-- PROVIDED MATERIAL --
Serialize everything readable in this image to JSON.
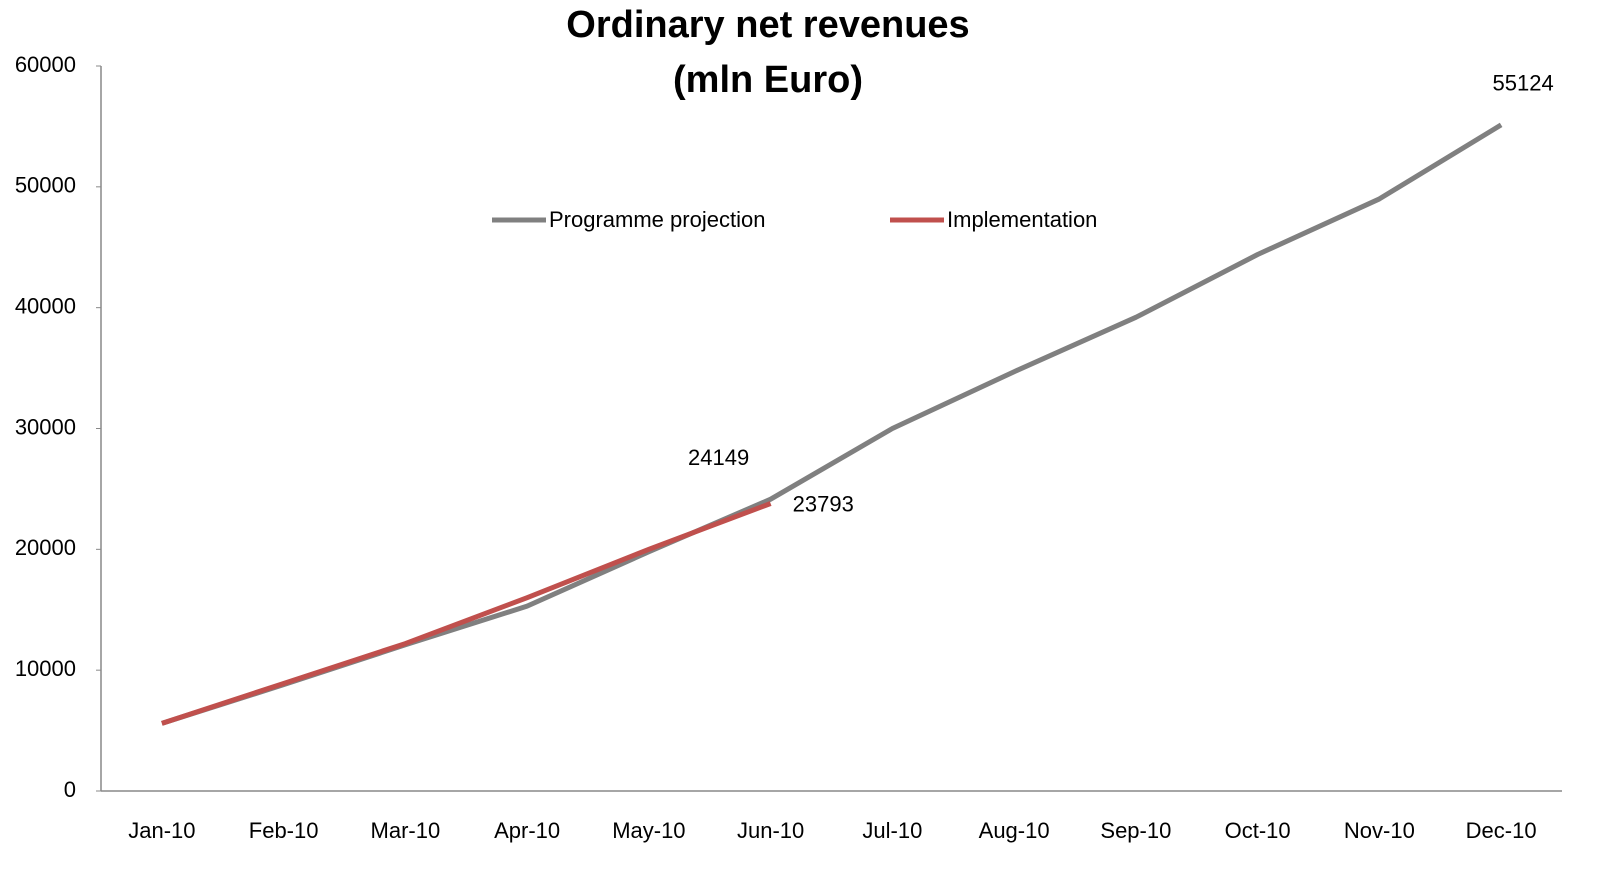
{
  "chart_data": {
    "type": "line",
    "title": "Ordinary net revenues",
    "subtitle": "(mln Euro)",
    "categories": [
      "Jan-10",
      "Feb-10",
      "Mar-10",
      "Apr-10",
      "May-10",
      "Jun-10",
      "Jul-10",
      "Aug-10",
      "Sep-10",
      "Oct-10",
      "Nov-10",
      "Dec-10"
    ],
    "series": [
      {
        "name": "Programme projection",
        "color": "#808080",
        "values": [
          5600,
          8800,
          12100,
          15300,
          19800,
          24149,
          30000,
          34700,
          39200,
          44400,
          49000,
          55124
        ],
        "data_labels": [
          5,
          11
        ]
      },
      {
        "name": "Implementation",
        "color": "#c0504d",
        "values": [
          5600,
          8900,
          12200,
          16000,
          20000,
          23793,
          null,
          null,
          null,
          null,
          null,
          null
        ],
        "data_labels": [
          5
        ]
      }
    ],
    "ylim": [
      0,
      60000
    ],
    "yticks": [
      0,
      10000,
      20000,
      30000,
      40000,
      50000,
      60000
    ],
    "grid": false,
    "legend": "top"
  }
}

-- STATED PROBLEM --
Each entry gets copied exactly; the pictures stay out.

-- EXERCISE RESULT --
Serialize everything readable in this image to JSON.
{
  "chart_data": {
    "type": "line",
    "title": "Ordinary net revenues",
    "subtitle": "(mln Euro)",
    "categories": [
      "Jan-10",
      "Feb-10",
      "Mar-10",
      "Apr-10",
      "May-10",
      "Jun-10",
      "Jul-10",
      "Aug-10",
      "Sep-10",
      "Oct-10",
      "Nov-10",
      "Dec-10"
    ],
    "series": [
      {
        "name": "Programme projection",
        "color": "#808080",
        "values": [
          5600,
          8800,
          12100,
          15300,
          19800,
          24149,
          30000,
          34700,
          39200,
          44400,
          49000,
          55124
        ],
        "data_labels": [
          5,
          11
        ]
      },
      {
        "name": "Implementation",
        "color": "#c0504d",
        "values": [
          5600,
          8900,
          12200,
          16000,
          20000,
          23793,
          null,
          null,
          null,
          null,
          null,
          null
        ],
        "data_labels": [
          5
        ]
      }
    ],
    "ylim": [
      0,
      60000
    ],
    "yticks": [
      0,
      10000,
      20000,
      30000,
      40000,
      50000,
      60000
    ],
    "grid": false,
    "legend": "top"
  }
}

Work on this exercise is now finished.